PROBLEM TO SOLVE ▸
Please reproduce, character for character, the lines between the one holding "y-tick-label: 70 (61, 119, 81, 139)" and the one holding "x-tick-label: 90 (875, 545, 895, 565)", inclusive.

MATERIAL SHOWN ▸

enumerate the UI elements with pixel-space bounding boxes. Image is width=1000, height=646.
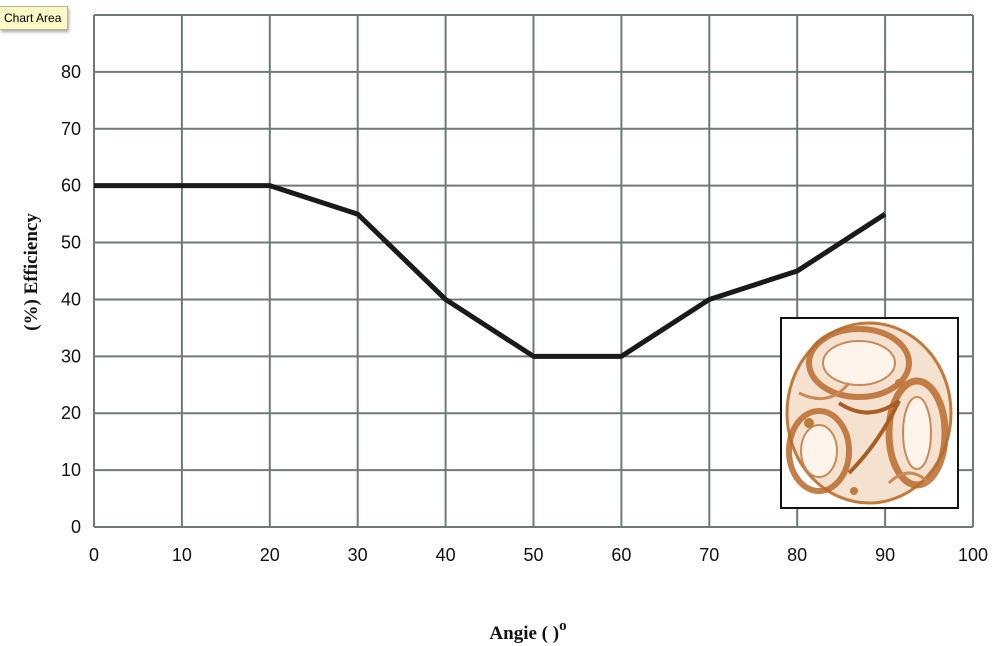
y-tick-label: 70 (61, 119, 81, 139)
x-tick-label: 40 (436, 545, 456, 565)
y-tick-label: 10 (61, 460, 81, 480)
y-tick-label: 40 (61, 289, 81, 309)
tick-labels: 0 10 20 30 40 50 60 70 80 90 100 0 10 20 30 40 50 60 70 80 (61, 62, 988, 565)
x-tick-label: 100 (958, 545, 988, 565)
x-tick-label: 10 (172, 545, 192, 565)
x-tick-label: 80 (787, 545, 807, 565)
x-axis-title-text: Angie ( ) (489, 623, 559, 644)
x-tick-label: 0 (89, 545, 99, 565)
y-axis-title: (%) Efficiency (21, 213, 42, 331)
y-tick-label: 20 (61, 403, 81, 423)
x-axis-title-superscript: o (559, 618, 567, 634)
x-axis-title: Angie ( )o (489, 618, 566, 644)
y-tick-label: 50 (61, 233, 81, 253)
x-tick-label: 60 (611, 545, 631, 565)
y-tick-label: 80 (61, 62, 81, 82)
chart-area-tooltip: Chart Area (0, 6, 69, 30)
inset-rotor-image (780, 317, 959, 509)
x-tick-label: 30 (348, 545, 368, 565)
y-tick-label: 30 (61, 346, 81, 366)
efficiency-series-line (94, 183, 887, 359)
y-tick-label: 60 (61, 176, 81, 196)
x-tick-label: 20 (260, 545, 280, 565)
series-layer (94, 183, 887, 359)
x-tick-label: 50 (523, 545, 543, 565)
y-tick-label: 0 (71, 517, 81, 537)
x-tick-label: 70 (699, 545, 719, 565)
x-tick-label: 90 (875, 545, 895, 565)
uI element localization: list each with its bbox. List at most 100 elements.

---

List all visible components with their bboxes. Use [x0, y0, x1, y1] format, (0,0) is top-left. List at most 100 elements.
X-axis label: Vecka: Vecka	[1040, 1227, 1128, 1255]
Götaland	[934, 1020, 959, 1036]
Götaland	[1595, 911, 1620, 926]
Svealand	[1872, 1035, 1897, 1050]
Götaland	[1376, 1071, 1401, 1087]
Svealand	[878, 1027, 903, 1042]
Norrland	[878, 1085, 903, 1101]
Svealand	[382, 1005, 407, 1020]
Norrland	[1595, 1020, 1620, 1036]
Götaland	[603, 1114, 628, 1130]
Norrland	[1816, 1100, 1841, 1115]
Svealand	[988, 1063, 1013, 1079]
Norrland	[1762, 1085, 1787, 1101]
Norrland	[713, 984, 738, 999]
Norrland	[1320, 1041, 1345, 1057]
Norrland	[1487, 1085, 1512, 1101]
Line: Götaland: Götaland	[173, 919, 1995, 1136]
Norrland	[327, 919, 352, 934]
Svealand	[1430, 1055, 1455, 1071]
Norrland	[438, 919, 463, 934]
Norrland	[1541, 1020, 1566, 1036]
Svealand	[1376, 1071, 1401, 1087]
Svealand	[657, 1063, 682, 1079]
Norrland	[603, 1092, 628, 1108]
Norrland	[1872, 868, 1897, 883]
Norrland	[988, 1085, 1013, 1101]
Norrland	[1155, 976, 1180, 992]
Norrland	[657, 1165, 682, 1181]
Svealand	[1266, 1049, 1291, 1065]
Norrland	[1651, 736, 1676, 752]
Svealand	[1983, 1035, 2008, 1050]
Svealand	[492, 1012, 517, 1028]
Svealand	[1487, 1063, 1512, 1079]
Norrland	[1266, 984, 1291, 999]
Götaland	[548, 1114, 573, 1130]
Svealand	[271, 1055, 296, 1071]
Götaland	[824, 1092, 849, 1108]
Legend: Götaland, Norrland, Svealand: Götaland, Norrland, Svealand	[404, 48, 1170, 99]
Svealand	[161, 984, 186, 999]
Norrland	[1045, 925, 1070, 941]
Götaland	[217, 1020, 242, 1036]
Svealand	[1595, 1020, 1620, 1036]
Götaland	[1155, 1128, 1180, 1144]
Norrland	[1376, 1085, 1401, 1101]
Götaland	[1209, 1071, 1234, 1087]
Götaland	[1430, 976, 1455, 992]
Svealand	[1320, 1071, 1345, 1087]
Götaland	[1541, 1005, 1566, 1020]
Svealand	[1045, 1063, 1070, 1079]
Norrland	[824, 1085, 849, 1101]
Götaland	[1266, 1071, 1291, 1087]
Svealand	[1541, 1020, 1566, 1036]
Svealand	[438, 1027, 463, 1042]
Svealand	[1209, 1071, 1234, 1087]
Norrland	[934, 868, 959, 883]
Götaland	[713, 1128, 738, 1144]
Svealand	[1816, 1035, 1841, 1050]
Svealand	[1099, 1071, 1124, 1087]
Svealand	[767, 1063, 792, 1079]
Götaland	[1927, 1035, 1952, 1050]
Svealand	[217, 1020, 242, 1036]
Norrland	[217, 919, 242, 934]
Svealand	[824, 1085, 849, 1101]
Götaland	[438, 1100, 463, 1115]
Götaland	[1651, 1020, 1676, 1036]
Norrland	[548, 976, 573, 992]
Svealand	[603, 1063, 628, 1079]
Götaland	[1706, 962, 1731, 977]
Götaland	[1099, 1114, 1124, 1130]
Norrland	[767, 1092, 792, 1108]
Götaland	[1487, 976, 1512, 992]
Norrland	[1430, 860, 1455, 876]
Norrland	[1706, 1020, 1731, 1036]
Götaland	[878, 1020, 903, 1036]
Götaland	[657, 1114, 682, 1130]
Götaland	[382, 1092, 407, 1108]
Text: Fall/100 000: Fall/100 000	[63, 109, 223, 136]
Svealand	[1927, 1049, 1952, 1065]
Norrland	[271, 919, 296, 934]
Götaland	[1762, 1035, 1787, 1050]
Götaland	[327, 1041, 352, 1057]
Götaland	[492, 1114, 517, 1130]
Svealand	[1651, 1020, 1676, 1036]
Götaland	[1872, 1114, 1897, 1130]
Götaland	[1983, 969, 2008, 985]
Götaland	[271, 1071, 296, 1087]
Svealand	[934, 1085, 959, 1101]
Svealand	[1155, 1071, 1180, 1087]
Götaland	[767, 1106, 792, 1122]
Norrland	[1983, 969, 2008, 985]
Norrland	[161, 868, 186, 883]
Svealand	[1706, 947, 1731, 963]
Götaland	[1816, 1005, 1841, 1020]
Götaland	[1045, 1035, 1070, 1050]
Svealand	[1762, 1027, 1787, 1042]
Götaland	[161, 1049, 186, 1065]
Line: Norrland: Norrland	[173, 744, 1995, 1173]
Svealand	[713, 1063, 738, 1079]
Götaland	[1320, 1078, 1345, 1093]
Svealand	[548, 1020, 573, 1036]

RESULT FOR THIS TASK ▸
y-tick-label: 70 (61, 119, 81, 139)
x-tick-label: 40 (436, 545, 456, 565)
y-tick-label: 10 (61, 460, 81, 480)
y-tick-label: 40 (61, 289, 81, 309)
tick-labels: 0 10 20 30 40 50 60 70 80 90 100 0 10 20 30 40 50 60 70 80 (61, 62, 988, 565)
x-tick-label: 100 (958, 545, 988, 565)
x-tick-label: 10 (172, 545, 192, 565)
x-tick-label: 80 (787, 545, 807, 565)
x-axis-title-text: Angie ( ) (489, 623, 559, 644)
x-tick-label: 0 (89, 545, 99, 565)
y-axis-title: (%) Efficiency (21, 213, 42, 331)
y-tick-label: 20 (61, 403, 81, 423)
x-axis-title-superscript: o (559, 618, 567, 634)
x-axis-title: Angie ( )o (489, 618, 566, 644)
y-tick-label: 50 (61, 233, 81, 253)
x-tick-label: 60 (611, 545, 631, 565)
y-tick-label: 80 (61, 62, 81, 82)
chart-area-tooltip: Chart Area (0, 6, 69, 30)
inset-rotor-image (780, 317, 959, 509)
x-tick-label: 30 (348, 545, 368, 565)
y-tick-label: 30 (61, 346, 81, 366)
efficiency-series-line (94, 183, 887, 359)
y-tick-label: 60 (61, 176, 81, 196)
x-tick-label: 20 (260, 545, 280, 565)
series-layer (94, 183, 887, 359)
x-tick-label: 50 (523, 545, 543, 565)
y-tick-label: 0 (71, 517, 81, 537)
x-tick-label: 70 (699, 545, 719, 565)
x-tick-label: 90 (875, 545, 895, 565)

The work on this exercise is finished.